Copy every line of the following data that includes the string "policy".

[start Records supplied]

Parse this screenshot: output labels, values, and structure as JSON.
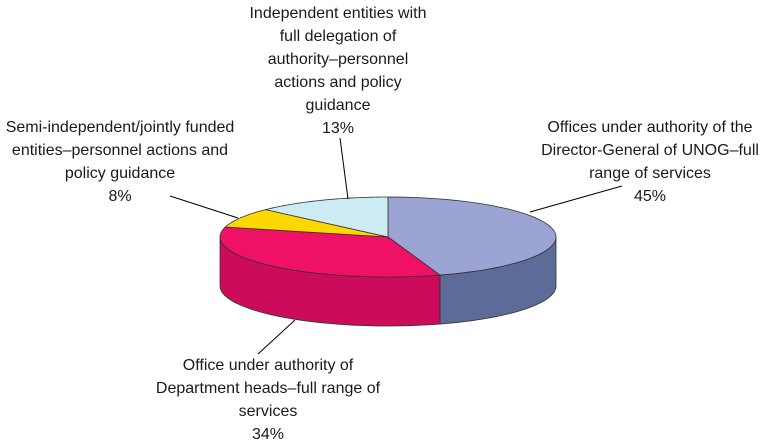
{
  "chart_data": {
    "type": "pie",
    "categories": [
      "Offices under authority of the Director-General of UNOG–full range of services",
      "Office under authority of Department heads–full range of services",
      "Semi-independent/jointly funded entities–personnel actions and policy guidance",
      "Independent entities with full delegation of authority–personnel actions and policy guidance"
    ],
    "values": [
      45,
      34,
      8,
      13
    ],
    "value_labels": [
      "45%",
      "34%",
      "8%",
      "13%"
    ],
    "colors": [
      "#9ba4d3",
      "#ee1166",
      "#ffd700",
      "#cdebf3"
    ],
    "side_colors": [
      "#5c6b97",
      "#cc0b5a",
      "#d4b000",
      "#a9c9d3"
    ]
  }
}
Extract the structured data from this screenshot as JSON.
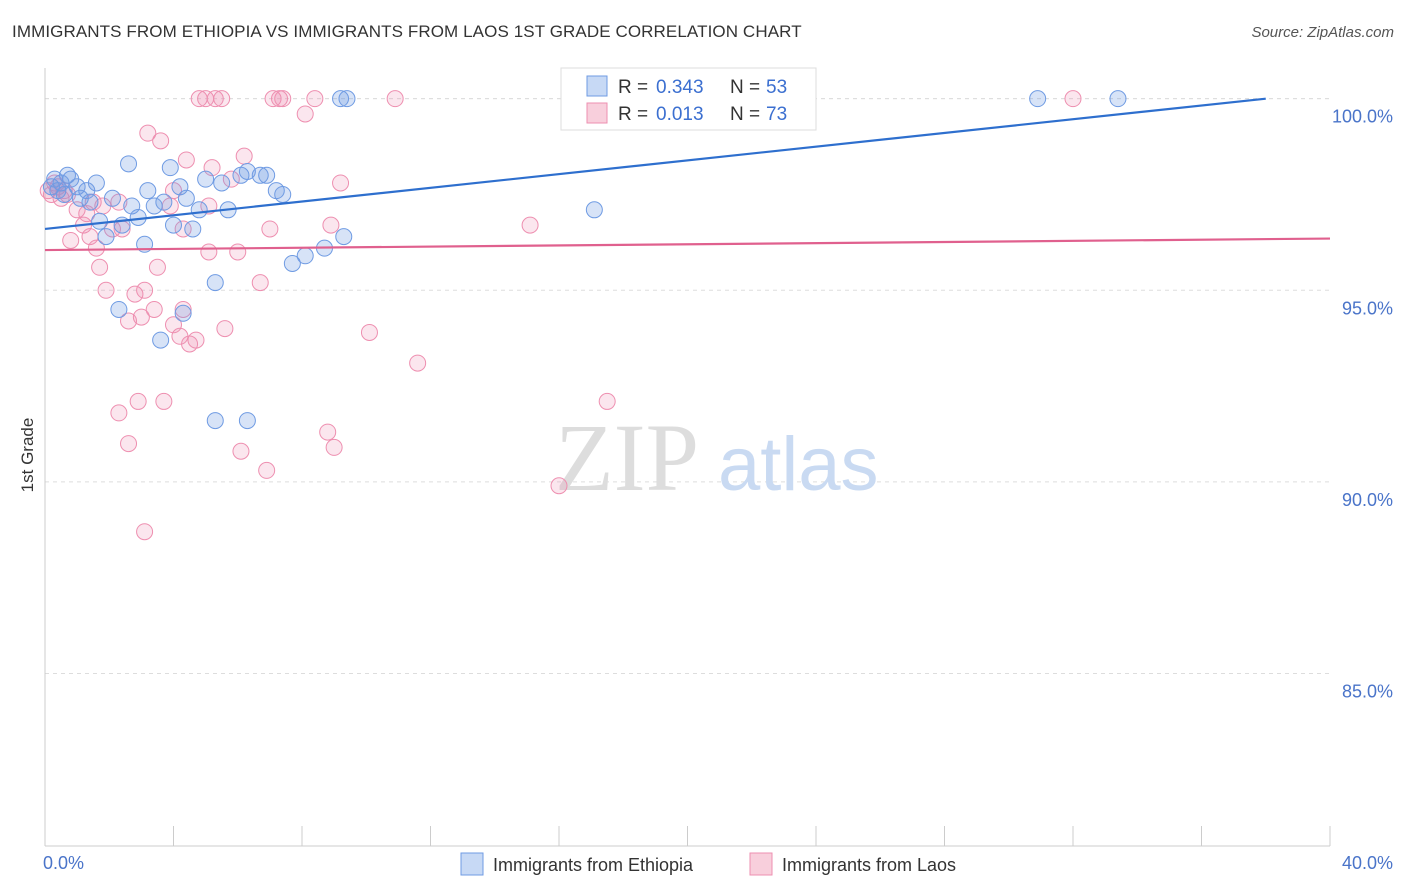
{
  "header": {
    "title": "IMMIGRANTS FROM ETHIOPIA VS IMMIGRANTS FROM LAOS 1ST GRADE CORRELATION CHART",
    "source": "Source: ZipAtlas.com"
  },
  "watermark": {
    "zip": "ZIP",
    "atlas": "atlas"
  },
  "legend": {
    "r_label": "R =",
    "n_label": "N =",
    "series": [
      {
        "r": "0.343",
        "n": "53"
      },
      {
        "r": "0.013",
        "n": "73"
      }
    ]
  },
  "chart_data": {
    "type": "scatter",
    "title": "IMMIGRANTS FROM ETHIOPIA VS IMMIGRANTS FROM LAOS 1ST GRADE CORRELATION CHART",
    "xlabel": "",
    "ylabel": "1st Grade",
    "xlim": [
      0,
      40
    ],
    "ylim": [
      80.5,
      100.8
    ],
    "x_tick_labels": [
      "0.0%",
      "40.0%"
    ],
    "y_ticks": [
      85,
      90,
      95,
      100
    ],
    "y_tick_labels": [
      "85.0%",
      "90.0%",
      "95.0%",
      "100.0%"
    ],
    "grid": true,
    "legend_position": "top-center",
    "colors": {
      "ethiopia": "#6f9be3",
      "laos": "#ee8fb0",
      "ethiopia_line": "#2e6fce",
      "laos_line": "#e0608e"
    },
    "series": [
      {
        "name": "Immigrants from Ethiopia",
        "trend": {
          "x": [
            0,
            38
          ],
          "y": [
            96.6,
            100.0
          ]
        },
        "points": [
          [
            0.2,
            97.7
          ],
          [
            0.3,
            97.9
          ],
          [
            0.4,
            97.6
          ],
          [
            0.5,
            97.8
          ],
          [
            0.6,
            97.5
          ],
          [
            0.7,
            98.0
          ],
          [
            0.8,
            97.9
          ],
          [
            1.0,
            97.7
          ],
          [
            1.1,
            97.4
          ],
          [
            1.3,
            97.6
          ],
          [
            1.4,
            97.3
          ],
          [
            1.6,
            97.8
          ],
          [
            1.7,
            96.8
          ],
          [
            1.9,
            96.4
          ],
          [
            2.1,
            97.4
          ],
          [
            2.4,
            96.7
          ],
          [
            2.6,
            98.3
          ],
          [
            2.7,
            97.2
          ],
          [
            2.9,
            96.9
          ],
          [
            3.1,
            96.2
          ],
          [
            3.2,
            97.6
          ],
          [
            3.4,
            97.2
          ],
          [
            3.7,
            97.3
          ],
          [
            3.9,
            98.2
          ],
          [
            4.0,
            96.7
          ],
          [
            4.2,
            97.7
          ],
          [
            4.4,
            97.4
          ],
          [
            4.6,
            96.6
          ],
          [
            4.8,
            97.1
          ],
          [
            5.0,
            97.9
          ],
          [
            5.3,
            95.2
          ],
          [
            5.5,
            97.8
          ],
          [
            5.7,
            97.1
          ],
          [
            6.1,
            98.0
          ],
          [
            6.3,
            98.1
          ],
          [
            6.7,
            98.0
          ],
          [
            6.9,
            98.0
          ],
          [
            7.2,
            97.6
          ],
          [
            7.4,
            97.5
          ],
          [
            7.7,
            95.7
          ],
          [
            8.1,
            95.9
          ],
          [
            8.7,
            96.1
          ],
          [
            9.2,
            100.0
          ],
          [
            9.4,
            100.0
          ],
          [
            9.3,
            96.4
          ],
          [
            2.3,
            94.5
          ],
          [
            3.6,
            93.7
          ],
          [
            4.3,
            94.4
          ],
          [
            5.3,
            91.6
          ],
          [
            6.3,
            91.6
          ],
          [
            17.1,
            97.1
          ],
          [
            23.3,
            100.0
          ],
          [
            30.9,
            100.0
          ],
          [
            33.4,
            100.0
          ]
        ]
      },
      {
        "name": "Immigrants from Laos",
        "trend": {
          "x": [
            0,
            40
          ],
          "y": [
            96.05,
            96.35
          ]
        },
        "points": [
          [
            0.1,
            97.6
          ],
          [
            0.2,
            97.5
          ],
          [
            0.3,
            97.8
          ],
          [
            0.4,
            97.7
          ],
          [
            0.5,
            97.4
          ],
          [
            0.6,
            97.6
          ],
          [
            0.7,
            97.5
          ],
          [
            0.8,
            96.3
          ],
          [
            1.0,
            97.1
          ],
          [
            1.2,
            96.7
          ],
          [
            1.3,
            97.0
          ],
          [
            1.4,
            96.4
          ],
          [
            1.5,
            97.3
          ],
          [
            1.6,
            96.1
          ],
          [
            1.7,
            95.6
          ],
          [
            1.8,
            97.2
          ],
          [
            1.9,
            95.0
          ],
          [
            2.1,
            96.6
          ],
          [
            2.3,
            97.3
          ],
          [
            2.4,
            96.6
          ],
          [
            2.6,
            94.2
          ],
          [
            2.8,
            94.9
          ],
          [
            2.9,
            92.1
          ],
          [
            3.0,
            94.3
          ],
          [
            3.1,
            95.0
          ],
          [
            3.2,
            99.1
          ],
          [
            3.4,
            94.5
          ],
          [
            3.5,
            95.6
          ],
          [
            3.6,
            98.9
          ],
          [
            3.7,
            92.1
          ],
          [
            3.9,
            97.2
          ],
          [
            4.0,
            97.6
          ],
          [
            4.2,
            93.8
          ],
          [
            4.3,
            96.6
          ],
          [
            4.4,
            98.4
          ],
          [
            4.5,
            93.6
          ],
          [
            4.7,
            93.7
          ],
          [
            4.8,
            100.0
          ],
          [
            5.0,
            100.0
          ],
          [
            5.1,
            97.2
          ],
          [
            5.2,
            98.2
          ],
          [
            5.3,
            100.0
          ],
          [
            5.5,
            100.0
          ],
          [
            5.6,
            94.0
          ],
          [
            5.8,
            97.9
          ],
          [
            6.0,
            96.0
          ],
          [
            6.2,
            98.5
          ],
          [
            6.7,
            95.2
          ],
          [
            6.9,
            90.3
          ],
          [
            7.1,
            100.0
          ],
          [
            7.3,
            100.0
          ],
          [
            7.4,
            100.0
          ],
          [
            8.1,
            99.6
          ],
          [
            8.4,
            100.0
          ],
          [
            8.8,
            91.3
          ],
          [
            8.9,
            96.7
          ],
          [
            9.0,
            90.9
          ],
          [
            10.1,
            93.9
          ],
          [
            10.9,
            100.0
          ],
          [
            11.6,
            93.1
          ],
          [
            15.1,
            96.7
          ],
          [
            16.0,
            89.9
          ],
          [
            17.5,
            92.1
          ],
          [
            2.3,
            91.8
          ],
          [
            2.6,
            91.0
          ],
          [
            3.1,
            88.7
          ],
          [
            4.0,
            94.1
          ],
          [
            4.3,
            94.5
          ],
          [
            5.1,
            96.0
          ],
          [
            6.1,
            90.8
          ],
          [
            7.0,
            96.6
          ],
          [
            9.2,
            97.8
          ],
          [
            32.0,
            100.0
          ]
        ]
      }
    ]
  }
}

[end Records supplied]

Full solution:
      "Semi-independent/jointly funded entities–personnel actions and policy guidance",
      "Independent entities with full delegation of authority–personnel actions and policy guidance"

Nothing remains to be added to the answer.